[Saved data entries]
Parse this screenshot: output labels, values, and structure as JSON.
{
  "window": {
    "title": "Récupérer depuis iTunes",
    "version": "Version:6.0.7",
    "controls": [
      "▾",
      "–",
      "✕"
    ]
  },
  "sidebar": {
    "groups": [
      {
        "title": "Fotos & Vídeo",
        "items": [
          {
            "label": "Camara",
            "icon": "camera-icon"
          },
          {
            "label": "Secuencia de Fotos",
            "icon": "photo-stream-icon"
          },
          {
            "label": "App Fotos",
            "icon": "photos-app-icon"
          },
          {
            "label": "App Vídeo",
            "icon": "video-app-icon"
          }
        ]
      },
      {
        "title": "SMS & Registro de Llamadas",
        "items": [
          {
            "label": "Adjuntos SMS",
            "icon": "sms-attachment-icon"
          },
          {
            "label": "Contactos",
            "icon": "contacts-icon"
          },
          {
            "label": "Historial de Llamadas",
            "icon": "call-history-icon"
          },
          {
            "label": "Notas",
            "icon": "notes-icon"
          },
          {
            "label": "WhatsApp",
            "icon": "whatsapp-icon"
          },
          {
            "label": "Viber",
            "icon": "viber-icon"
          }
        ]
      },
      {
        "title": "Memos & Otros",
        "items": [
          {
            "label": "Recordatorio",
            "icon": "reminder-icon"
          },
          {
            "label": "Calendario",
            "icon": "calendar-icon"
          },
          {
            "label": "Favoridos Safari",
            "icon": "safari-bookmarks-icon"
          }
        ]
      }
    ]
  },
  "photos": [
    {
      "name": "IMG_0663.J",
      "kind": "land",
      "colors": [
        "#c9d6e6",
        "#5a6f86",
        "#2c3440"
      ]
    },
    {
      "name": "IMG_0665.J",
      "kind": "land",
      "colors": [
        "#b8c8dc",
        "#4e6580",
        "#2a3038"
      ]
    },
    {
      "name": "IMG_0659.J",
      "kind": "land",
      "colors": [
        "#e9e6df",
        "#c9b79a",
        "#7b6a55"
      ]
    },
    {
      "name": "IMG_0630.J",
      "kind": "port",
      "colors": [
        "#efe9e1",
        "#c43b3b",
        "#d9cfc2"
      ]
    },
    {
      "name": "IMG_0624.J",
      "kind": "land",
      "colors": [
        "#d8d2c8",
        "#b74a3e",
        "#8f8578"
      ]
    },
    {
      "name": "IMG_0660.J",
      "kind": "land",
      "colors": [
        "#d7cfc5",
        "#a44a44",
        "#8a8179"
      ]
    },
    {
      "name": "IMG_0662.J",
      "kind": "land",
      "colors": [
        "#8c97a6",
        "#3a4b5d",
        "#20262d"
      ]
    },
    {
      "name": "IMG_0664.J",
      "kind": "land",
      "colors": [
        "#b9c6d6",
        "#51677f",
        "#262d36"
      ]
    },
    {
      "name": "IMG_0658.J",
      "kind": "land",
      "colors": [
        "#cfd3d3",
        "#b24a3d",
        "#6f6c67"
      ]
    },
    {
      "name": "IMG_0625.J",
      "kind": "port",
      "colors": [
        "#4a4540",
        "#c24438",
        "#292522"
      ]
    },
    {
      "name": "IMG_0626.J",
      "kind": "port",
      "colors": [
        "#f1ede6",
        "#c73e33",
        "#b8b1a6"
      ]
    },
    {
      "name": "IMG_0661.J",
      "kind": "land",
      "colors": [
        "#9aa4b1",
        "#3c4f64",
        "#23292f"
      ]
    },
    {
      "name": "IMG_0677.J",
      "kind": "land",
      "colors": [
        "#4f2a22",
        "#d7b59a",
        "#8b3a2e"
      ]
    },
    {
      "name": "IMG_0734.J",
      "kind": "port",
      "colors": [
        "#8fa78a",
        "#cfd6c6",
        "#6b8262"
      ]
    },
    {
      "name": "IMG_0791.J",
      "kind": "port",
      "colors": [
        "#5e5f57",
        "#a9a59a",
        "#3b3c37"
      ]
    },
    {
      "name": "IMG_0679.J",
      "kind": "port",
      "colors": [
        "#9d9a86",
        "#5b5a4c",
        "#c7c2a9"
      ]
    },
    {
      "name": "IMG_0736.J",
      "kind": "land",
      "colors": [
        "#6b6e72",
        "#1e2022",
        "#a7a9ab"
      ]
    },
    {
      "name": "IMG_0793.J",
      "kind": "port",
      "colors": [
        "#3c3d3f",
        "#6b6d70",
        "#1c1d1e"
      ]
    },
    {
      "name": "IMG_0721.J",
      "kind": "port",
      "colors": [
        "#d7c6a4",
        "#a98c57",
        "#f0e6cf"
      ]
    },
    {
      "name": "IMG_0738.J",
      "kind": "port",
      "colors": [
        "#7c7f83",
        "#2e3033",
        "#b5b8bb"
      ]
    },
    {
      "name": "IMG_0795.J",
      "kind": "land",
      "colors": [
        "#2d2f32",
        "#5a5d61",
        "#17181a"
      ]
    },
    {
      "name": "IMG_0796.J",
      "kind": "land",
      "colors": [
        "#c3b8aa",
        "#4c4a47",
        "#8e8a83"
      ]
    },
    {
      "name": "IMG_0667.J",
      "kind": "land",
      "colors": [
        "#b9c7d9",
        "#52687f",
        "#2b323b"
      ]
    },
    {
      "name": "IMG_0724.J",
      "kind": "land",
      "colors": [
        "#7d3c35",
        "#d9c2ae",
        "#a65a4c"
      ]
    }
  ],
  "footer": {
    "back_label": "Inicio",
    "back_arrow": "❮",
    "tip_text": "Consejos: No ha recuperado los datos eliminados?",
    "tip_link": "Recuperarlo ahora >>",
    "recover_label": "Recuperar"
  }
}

» Short exercise: Recite the full listing above exactly.

» Result for this task:
Parse this screenshot: output labels, values, and structure as JSON.
{
  "window": {
    "title": "Récupérer depuis iTunes",
    "version": "Version:6.0.7",
    "controls": [
      "▾",
      "–",
      "✕"
    ]
  },
  "sidebar": {
    "groups": [
      {
        "title": "Fotos & Vídeo",
        "items": [
          {
            "label": "Camara",
            "icon": "camera-icon"
          },
          {
            "label": "Secuencia de Fotos",
            "icon": "photo-stream-icon"
          },
          {
            "label": "App Fotos",
            "icon": "photos-app-icon"
          },
          {
            "label": "App Vídeo",
            "icon": "video-app-icon"
          }
        ]
      },
      {
        "title": "SMS & Registro de Llamadas",
        "items": [
          {
            "label": "Adjuntos SMS",
            "icon": "sms-attachment-icon"
          },
          {
            "label": "Contactos",
            "icon": "contacts-icon"
          },
          {
            "label": "Historial de Llamadas",
            "icon": "call-history-icon"
          },
          {
            "label": "Notas",
            "icon": "notes-icon"
          },
          {
            "label": "WhatsApp",
            "icon": "whatsapp-icon"
          },
          {
            "label": "Viber",
            "icon": "viber-icon"
          }
        ]
      },
      {
        "title": "Memos & Otros",
        "items": [
          {
            "label": "Recordatorio",
            "icon": "reminder-icon"
          },
          {
            "label": "Calendario",
            "icon": "calendar-icon"
          },
          {
            "label": "Favoridos Safari",
            "icon": "safari-bookmarks-icon"
          }
        ]
      }
    ]
  },
  "photos": [
    {
      "name": "IMG_0663.J",
      "kind": "land",
      "colors": [
        "#c9d6e6",
        "#5a6f86",
        "#2c3440"
      ]
    },
    {
      "name": "IMG_0665.J",
      "kind": "land",
      "colors": [
        "#b8c8dc",
        "#4e6580",
        "#2a3038"
      ]
    },
    {
      "name": "IMG_0659.J",
      "kind": "land",
      "colors": [
        "#e9e6df",
        "#c9b79a",
        "#7b6a55"
      ]
    },
    {
      "name": "IMG_0630.J",
      "kind": "port",
      "colors": [
        "#efe9e1",
        "#c43b3b",
        "#d9cfc2"
      ]
    },
    {
      "name": "IMG_0624.J",
      "kind": "land",
      "colors": [
        "#d8d2c8",
        "#b74a3e",
        "#8f8578"
      ]
    },
    {
      "name": "IMG_0660.J",
      "kind": "land",
      "colors": [
        "#d7cfc5",
        "#a44a44",
        "#8a8179"
      ]
    },
    {
      "name": "IMG_0662.J",
      "kind": "land",
      "colors": [
        "#8c97a6",
        "#3a4b5d",
        "#20262d"
      ]
    },
    {
      "name": "IMG_0664.J",
      "kind": "land",
      "colors": [
        "#b9c6d6",
        "#51677f",
        "#262d36"
      ]
    },
    {
      "name": "IMG_0658.J",
      "kind": "land",
      "colors": [
        "#cfd3d3",
        "#b24a3d",
        "#6f6c67"
      ]
    },
    {
      "name": "IMG_0625.J",
      "kind": "port",
      "colors": [
        "#4a4540",
        "#c24438",
        "#292522"
      ]
    },
    {
      "name": "IMG_0626.J",
      "kind": "port",
      "colors": [
        "#f1ede6",
        "#c73e33",
        "#b8b1a6"
      ]
    },
    {
      "name": "IMG_0661.J",
      "kind": "land",
      "colors": [
        "#9aa4b1",
        "#3c4f64",
        "#23292f"
      ]
    },
    {
      "name": "IMG_0677.J",
      "kind": "land",
      "colors": [
        "#4f2a22",
        "#d7b59a",
        "#8b3a2e"
      ]
    },
    {
      "name": "IMG_0734.J",
      "kind": "port",
      "colors": [
        "#8fa78a",
        "#cfd6c6",
        "#6b8262"
      ]
    },
    {
      "name": "IMG_0791.J",
      "kind": "port",
      "colors": [
        "#5e5f57",
        "#a9a59a",
        "#3b3c37"
      ]
    },
    {
      "name": "IMG_0679.J",
      "kind": "port",
      "colors": [
        "#9d9a86",
        "#5b5a4c",
        "#c7c2a9"
      ]
    },
    {
      "name": "IMG_0736.J",
      "kind": "land",
      "colors": [
        "#6b6e72",
        "#1e2022",
        "#a7a9ab"
      ]
    },
    {
      "name": "IMG_0793.J",
      "kind": "port",
      "colors": [
        "#3c3d3f",
        "#6b6d70",
        "#1c1d1e"
      ]
    },
    {
      "name": "IMG_0721.J",
      "kind": "port",
      "colors": [
        "#d7c6a4",
        "#a98c57",
        "#f0e6cf"
      ]
    },
    {
      "name": "IMG_0738.J",
      "kind": "port",
      "colors": [
        "#7c7f83",
        "#2e3033",
        "#b5b8bb"
      ]
    },
    {
      "name": "IMG_0795.J",
      "kind": "land",
      "colors": [
        "#2d2f32",
        "#5a5d61",
        "#17181a"
      ]
    },
    {
      "name": "IMG_0796.J",
      "kind": "land",
      "colors": [
        "#c3b8aa",
        "#4c4a47",
        "#8e8a83"
      ]
    },
    {
      "name": "IMG_0667.J",
      "kind": "land",
      "colors": [
        "#b9c7d9",
        "#52687f",
        "#2b323b"
      ]
    },
    {
      "name": "IMG_0724.J",
      "kind": "land",
      "colors": [
        "#7d3c35",
        "#d9c2ae",
        "#a65a4c"
      ]
    }
  ],
  "footer": {
    "back_label": "Inicio",
    "back_arrow": "❮",
    "tip_text": "Consejos: No ha recuperado los datos eliminados?",
    "tip_link": "Recuperarlo ahora >>",
    "recover_label": "Recuperar"
  }
}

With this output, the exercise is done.